— Start of Data excerpts —

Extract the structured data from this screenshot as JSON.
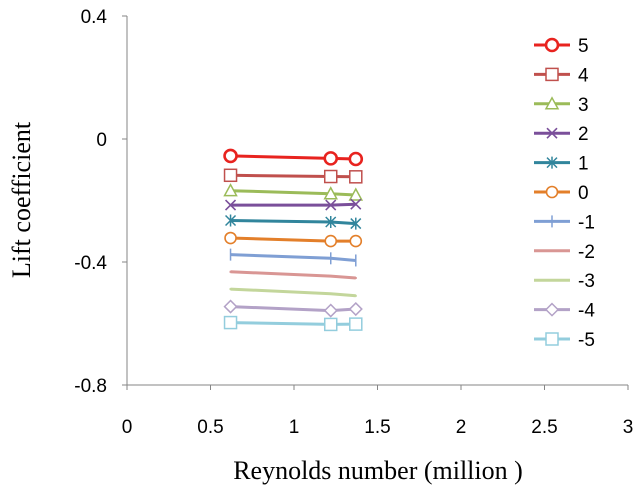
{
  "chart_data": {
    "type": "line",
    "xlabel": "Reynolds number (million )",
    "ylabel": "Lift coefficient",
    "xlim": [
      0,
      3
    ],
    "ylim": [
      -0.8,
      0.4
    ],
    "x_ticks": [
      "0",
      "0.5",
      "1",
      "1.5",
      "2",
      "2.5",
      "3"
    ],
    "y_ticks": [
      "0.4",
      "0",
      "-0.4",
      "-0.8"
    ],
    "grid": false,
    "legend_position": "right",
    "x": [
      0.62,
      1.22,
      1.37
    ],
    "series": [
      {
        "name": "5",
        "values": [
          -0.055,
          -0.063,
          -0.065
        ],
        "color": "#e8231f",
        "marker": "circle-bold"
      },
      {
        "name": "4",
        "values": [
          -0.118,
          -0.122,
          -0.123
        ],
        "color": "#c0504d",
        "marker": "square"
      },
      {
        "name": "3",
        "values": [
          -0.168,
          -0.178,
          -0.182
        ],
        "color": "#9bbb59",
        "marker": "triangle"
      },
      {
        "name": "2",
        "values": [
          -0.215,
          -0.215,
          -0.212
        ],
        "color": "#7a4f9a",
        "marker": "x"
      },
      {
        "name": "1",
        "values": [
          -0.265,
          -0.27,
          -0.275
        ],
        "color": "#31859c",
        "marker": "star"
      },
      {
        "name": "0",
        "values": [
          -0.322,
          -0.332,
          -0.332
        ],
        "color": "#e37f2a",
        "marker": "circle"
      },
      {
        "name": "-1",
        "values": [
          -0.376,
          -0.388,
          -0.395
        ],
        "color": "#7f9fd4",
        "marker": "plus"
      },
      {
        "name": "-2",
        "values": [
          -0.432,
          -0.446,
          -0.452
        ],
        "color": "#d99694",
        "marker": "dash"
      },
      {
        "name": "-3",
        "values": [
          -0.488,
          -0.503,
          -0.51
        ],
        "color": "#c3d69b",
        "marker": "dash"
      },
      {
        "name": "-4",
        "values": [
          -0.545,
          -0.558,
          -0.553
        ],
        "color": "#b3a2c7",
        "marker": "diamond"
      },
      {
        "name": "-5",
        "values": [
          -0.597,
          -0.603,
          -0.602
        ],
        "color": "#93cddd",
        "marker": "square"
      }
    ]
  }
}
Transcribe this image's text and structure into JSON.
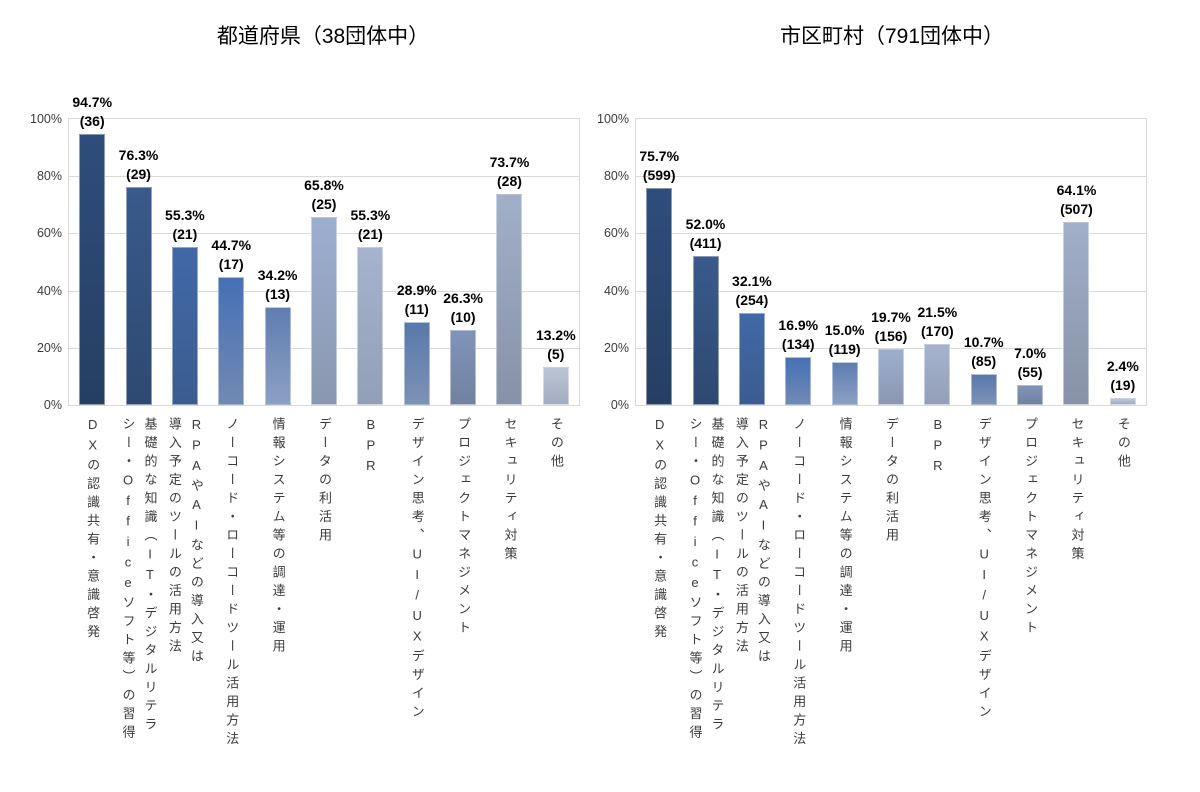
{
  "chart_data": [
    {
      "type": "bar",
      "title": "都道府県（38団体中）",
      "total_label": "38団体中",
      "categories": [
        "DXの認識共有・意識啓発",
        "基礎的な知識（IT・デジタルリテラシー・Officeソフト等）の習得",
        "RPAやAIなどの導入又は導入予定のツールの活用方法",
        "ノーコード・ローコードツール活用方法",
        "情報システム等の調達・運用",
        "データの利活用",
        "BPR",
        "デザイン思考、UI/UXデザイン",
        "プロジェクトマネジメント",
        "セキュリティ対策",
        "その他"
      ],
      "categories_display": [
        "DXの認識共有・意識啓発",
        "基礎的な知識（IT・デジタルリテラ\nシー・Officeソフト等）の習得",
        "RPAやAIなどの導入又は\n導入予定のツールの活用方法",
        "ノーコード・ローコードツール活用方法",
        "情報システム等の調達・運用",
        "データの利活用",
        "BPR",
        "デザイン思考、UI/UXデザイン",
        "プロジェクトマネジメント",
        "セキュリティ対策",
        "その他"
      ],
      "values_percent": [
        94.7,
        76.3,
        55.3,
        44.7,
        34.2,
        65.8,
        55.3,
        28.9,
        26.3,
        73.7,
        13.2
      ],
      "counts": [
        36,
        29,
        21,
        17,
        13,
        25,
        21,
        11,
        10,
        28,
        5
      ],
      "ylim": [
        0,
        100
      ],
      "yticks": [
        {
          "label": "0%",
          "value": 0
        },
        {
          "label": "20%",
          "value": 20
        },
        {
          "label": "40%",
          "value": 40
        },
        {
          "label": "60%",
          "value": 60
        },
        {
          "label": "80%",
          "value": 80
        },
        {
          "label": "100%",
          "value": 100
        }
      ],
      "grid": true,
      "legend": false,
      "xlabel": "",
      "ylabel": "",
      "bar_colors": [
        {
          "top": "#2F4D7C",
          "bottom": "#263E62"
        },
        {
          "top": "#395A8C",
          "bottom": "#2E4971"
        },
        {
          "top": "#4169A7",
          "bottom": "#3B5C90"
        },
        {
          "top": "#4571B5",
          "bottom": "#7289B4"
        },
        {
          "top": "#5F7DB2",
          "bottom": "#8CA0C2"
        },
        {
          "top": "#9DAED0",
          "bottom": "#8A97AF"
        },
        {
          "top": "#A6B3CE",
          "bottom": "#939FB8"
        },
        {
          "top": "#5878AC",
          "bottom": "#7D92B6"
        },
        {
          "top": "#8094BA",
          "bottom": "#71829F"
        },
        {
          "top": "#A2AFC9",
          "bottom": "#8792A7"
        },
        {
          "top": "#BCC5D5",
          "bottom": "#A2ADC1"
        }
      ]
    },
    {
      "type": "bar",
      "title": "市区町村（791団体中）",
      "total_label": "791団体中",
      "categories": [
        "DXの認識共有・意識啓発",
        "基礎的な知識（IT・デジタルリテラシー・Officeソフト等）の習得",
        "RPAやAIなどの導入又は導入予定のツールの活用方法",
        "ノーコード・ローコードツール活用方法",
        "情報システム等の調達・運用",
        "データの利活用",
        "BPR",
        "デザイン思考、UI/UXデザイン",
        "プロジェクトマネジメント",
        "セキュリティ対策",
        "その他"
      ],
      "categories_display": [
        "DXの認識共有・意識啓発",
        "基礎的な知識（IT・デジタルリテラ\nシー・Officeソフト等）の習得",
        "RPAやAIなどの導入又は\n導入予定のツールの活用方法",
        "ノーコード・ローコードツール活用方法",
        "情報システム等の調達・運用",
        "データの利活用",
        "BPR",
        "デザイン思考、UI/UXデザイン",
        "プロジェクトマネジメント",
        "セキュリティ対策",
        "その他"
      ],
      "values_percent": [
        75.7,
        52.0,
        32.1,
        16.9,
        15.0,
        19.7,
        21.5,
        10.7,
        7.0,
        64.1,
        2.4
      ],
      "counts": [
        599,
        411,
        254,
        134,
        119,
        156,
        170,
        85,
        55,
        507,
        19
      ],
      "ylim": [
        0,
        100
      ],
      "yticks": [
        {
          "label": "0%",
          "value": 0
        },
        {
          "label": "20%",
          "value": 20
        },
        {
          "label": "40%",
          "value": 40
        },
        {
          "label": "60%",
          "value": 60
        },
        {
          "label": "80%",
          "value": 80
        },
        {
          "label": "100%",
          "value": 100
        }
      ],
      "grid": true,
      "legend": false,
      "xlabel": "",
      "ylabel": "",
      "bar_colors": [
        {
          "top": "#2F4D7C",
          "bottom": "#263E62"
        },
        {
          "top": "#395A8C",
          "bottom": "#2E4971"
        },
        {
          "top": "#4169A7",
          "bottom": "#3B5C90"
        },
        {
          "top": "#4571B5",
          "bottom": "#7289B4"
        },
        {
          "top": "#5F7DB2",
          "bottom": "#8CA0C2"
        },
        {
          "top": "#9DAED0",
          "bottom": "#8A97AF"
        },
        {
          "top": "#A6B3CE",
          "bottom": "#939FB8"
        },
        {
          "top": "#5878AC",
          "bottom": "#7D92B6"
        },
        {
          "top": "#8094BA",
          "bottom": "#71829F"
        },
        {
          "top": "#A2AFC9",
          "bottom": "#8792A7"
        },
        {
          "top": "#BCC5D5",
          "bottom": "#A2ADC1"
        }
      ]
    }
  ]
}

— End of Data excerpts —

## Exercise brief
Set down every record once more, word for word, without pictures.

## The completed task
Extract the structured data from this screenshot as JSON.
{
  "chart_data": {
    "type": "line",
    "xlabel": "Reynolds number (million )",
    "ylabel": "Lift coefficient",
    "xlim": [
      0,
      3
    ],
    "ylim": [
      -0.8,
      0.4
    ],
    "x_ticks": [
      "0",
      "0.5",
      "1",
      "1.5",
      "2",
      "2.5",
      "3"
    ],
    "y_ticks": [
      "0.4",
      "0",
      "-0.4",
      "-0.8"
    ],
    "grid": false,
    "legend_position": "right",
    "x": [
      0.62,
      1.22,
      1.37
    ],
    "series": [
      {
        "name": "5",
        "values": [
          -0.055,
          -0.063,
          -0.065
        ],
        "color": "#e8231f",
        "marker": "circle-bold"
      },
      {
        "name": "4",
        "values": [
          -0.118,
          -0.122,
          -0.123
        ],
        "color": "#c0504d",
        "marker": "square"
      },
      {
        "name": "3",
        "values": [
          -0.168,
          -0.178,
          -0.182
        ],
        "color": "#9bbb59",
        "marker": "triangle"
      },
      {
        "name": "2",
        "values": [
          -0.215,
          -0.215,
          -0.212
        ],
        "color": "#7a4f9a",
        "marker": "x"
      },
      {
        "name": "1",
        "values": [
          -0.265,
          -0.27,
          -0.275
        ],
        "color": "#31859c",
        "marker": "star"
      },
      {
        "name": "0",
        "values": [
          -0.322,
          -0.332,
          -0.332
        ],
        "color": "#e37f2a",
        "marker": "circle"
      },
      {
        "name": "-1",
        "values": [
          -0.376,
          -0.388,
          -0.395
        ],
        "color": "#7f9fd4",
        "marker": "plus"
      },
      {
        "name": "-2",
        "values": [
          -0.432,
          -0.446,
          -0.452
        ],
        "color": "#d99694",
        "marker": "dash"
      },
      {
        "name": "-3",
        "values": [
          -0.488,
          -0.503,
          -0.51
        ],
        "color": "#c3d69b",
        "marker": "dash"
      },
      {
        "name": "-4",
        "values": [
          -0.545,
          -0.558,
          -0.553
        ],
        "color": "#b3a2c7",
        "marker": "diamond"
      },
      {
        "name": "-5",
        "values": [
          -0.597,
          -0.603,
          -0.602
        ],
        "color": "#93cddd",
        "marker": "square"
      }
    ]
  }
}
Transcribe this image's text and structure into JSON.
{
  "chart_data": [
    {
      "type": "bar",
      "title": "都道府県（38団体中）",
      "total_label": "38団体中",
      "categories": [
        "DXの認識共有・意識啓発",
        "基礎的な知識（IT・デジタルリテラシー・Officeソフト等）の習得",
        "RPAやAIなどの導入又は導入予定のツールの活用方法",
        "ノーコード・ローコードツール活用方法",
        "情報システム等の調達・運用",
        "データの利活用",
        "BPR",
        "デザイン思考、UI/UXデザイン",
        "プロジェクトマネジメント",
        "セキュリティ対策",
        "その他"
      ],
      "categories_display": [
        "DXの認識共有・意識啓発",
        "基礎的な知識（IT・デジタルリテラ\nシー・Officeソフト等）の習得",
        "RPAやAIなどの導入又は\n導入予定のツールの活用方法",
        "ノーコード・ローコードツール活用方法",
        "情報システム等の調達・運用",
        "データの利活用",
        "BPR",
        "デザイン思考、UI/UXデザイン",
        "プロジェクトマネジメント",
        "セキュリティ対策",
        "その他"
      ],
      "values_percent": [
        94.7,
        76.3,
        55.3,
        44.7,
        34.2,
        65.8,
        55.3,
        28.9,
        26.3,
        73.7,
        13.2
      ],
      "counts": [
        36,
        29,
        21,
        17,
        13,
        25,
        21,
        11,
        10,
        28,
        5
      ],
      "ylim": [
        0,
        100
      ],
      "yticks": [
        {
          "label": "0%",
          "value": 0
        },
        {
          "label": "20%",
          "value": 20
        },
        {
          "label": "40%",
          "value": 40
        },
        {
          "label": "60%",
          "value": 60
        },
        {
          "label": "80%",
          "value": 80
        },
        {
          "label": "100%",
          "value": 100
        }
      ],
      "grid": true,
      "legend": false,
      "xlabel": "",
      "ylabel": "",
      "bar_colors": [
        {
          "top": "#2F4D7C",
          "bottom": "#263E62"
        },
        {
          "top": "#395A8C",
          "bottom": "#2E4971"
        },
        {
          "top": "#4169A7",
          "bottom": "#3B5C90"
        },
        {
          "top": "#4571B5",
          "bottom": "#7289B4"
        },
        {
          "top": "#5F7DB2",
          "bottom": "#8CA0C2"
        },
        {
          "top": "#9DAED0",
          "bottom": "#8A97AF"
        },
        {
          "top": "#A6B3CE",
          "bottom": "#939FB8"
        },
        {
          "top": "#5878AC",
          "bottom": "#7D92B6"
        },
        {
          "top": "#8094BA",
          "bottom": "#71829F"
        },
        {
          "top": "#A2AFC9",
          "bottom": "#8792A7"
        },
        {
          "top": "#BCC5D5",
          "bottom": "#A2ADC1"
        }
      ]
    },
    {
      "type": "bar",
      "title": "市区町村（791団体中）",
      "total_label": "791団体中",
      "categories": [
        "DXの認識共有・意識啓発",
        "基礎的な知識（IT・デジタルリテラシー・Officeソフト等）の習得",
        "RPAやAIなどの導入又は導入予定のツールの活用方法",
        "ノーコード・ローコードツール活用方法",
        "情報システム等の調達・運用",
        "データの利活用",
        "BPR",
        "デザイン思考、UI/UXデザイン",
        "プロジェクトマネジメント",
        "セキュリティ対策",
        "その他"
      ],
      "categories_display": [
        "DXの認識共有・意識啓発",
        "基礎的な知識（IT・デジタルリテラ\nシー・Officeソフト等）の習得",
        "RPAやAIなどの導入又は\n導入予定のツールの活用方法",
        "ノーコード・ローコードツール活用方法",
        "情報システム等の調達・運用",
        "データの利活用",
        "BPR",
        "デザイン思考、UI/UXデザイン",
        "プロジェクトマネジメント",
        "セキュリティ対策",
        "その他"
      ],
      "values_percent": [
        75.7,
        52.0,
        32.1,
        16.9,
        15.0,
        19.7,
        21.5,
        10.7,
        7.0,
        64.1,
        2.4
      ],
      "counts": [
        599,
        411,
        254,
        134,
        119,
        156,
        170,
        85,
        55,
        507,
        19
      ],
      "ylim": [
        0,
        100
      ],
      "yticks": [
        {
          "label": "0%",
          "value": 0
        },
        {
          "label": "20%",
          "value": 20
        },
        {
          "label": "40%",
          "value": 40
        },
        {
          "label": "60%",
          "value": 60
        },
        {
          "label": "80%",
          "value": 80
        },
        {
          "label": "100%",
          "value": 100
        }
      ],
      "grid": true,
      "legend": false,
      "xlabel": "",
      "ylabel": "",
      "bar_colors": [
        {
          "top": "#2F4D7C",
          "bottom": "#263E62"
        },
        {
          "top": "#395A8C",
          "bottom": "#2E4971"
        },
        {
          "top": "#4169A7",
          "bottom": "#3B5C90"
        },
        {
          "top": "#4571B5",
          "bottom": "#7289B4"
        },
        {
          "top": "#5F7DB2",
          "bottom": "#8CA0C2"
        },
        {
          "top": "#9DAED0",
          "bottom": "#8A97AF"
        },
        {
          "top": "#A6B3CE",
          "bottom": "#939FB8"
        },
        {
          "top": "#5878AC",
          "bottom": "#7D92B6"
        },
        {
          "top": "#8094BA",
          "bottom": "#71829F"
        },
        {
          "top": "#A2AFC9",
          "bottom": "#8792A7"
        },
        {
          "top": "#BCC5D5",
          "bottom": "#A2ADC1"
        }
      ]
    }
  ]
}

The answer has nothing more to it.